Entries supplied:
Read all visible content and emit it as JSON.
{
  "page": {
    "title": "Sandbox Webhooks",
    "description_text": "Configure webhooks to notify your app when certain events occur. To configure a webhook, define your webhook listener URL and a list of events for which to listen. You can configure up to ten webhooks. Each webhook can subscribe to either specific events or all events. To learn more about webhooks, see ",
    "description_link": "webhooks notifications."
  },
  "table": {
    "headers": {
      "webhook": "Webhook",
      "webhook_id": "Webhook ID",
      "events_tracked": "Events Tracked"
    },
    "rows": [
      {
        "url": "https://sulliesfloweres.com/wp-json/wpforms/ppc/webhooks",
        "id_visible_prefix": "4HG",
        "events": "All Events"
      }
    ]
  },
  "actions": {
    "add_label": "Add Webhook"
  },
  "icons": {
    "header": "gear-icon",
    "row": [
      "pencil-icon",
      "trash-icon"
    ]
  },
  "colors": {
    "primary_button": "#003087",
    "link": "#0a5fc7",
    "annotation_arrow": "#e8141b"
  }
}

What to work on:
Word for word, extract all the records.

Task result:
Read all visible content and emit it as JSON.
{
  "page": {
    "title": "Sandbox Webhooks",
    "description_text": "Configure webhooks to notify your app when certain events occur. To configure a webhook, define your webhook listener URL and a list of events for which to listen. You can configure up to ten webhooks. Each webhook can subscribe to either specific events or all events. To learn more about webhooks, see ",
    "description_link": "webhooks notifications."
  },
  "table": {
    "headers": {
      "webhook": "Webhook",
      "webhook_id": "Webhook ID",
      "events_tracked": "Events Tracked"
    },
    "rows": [
      {
        "url": "https://sulliesfloweres.com/wp-json/wpforms/ppc/webhooks",
        "id_visible_prefix": "4HG",
        "events": "All Events"
      }
    ]
  },
  "actions": {
    "add_label": "Add Webhook"
  },
  "icons": {
    "header": "gear-icon",
    "row": [
      "pencil-icon",
      "trash-icon"
    ]
  },
  "colors": {
    "primary_button": "#003087",
    "link": "#0a5fc7",
    "annotation_arrow": "#e8141b"
  }
}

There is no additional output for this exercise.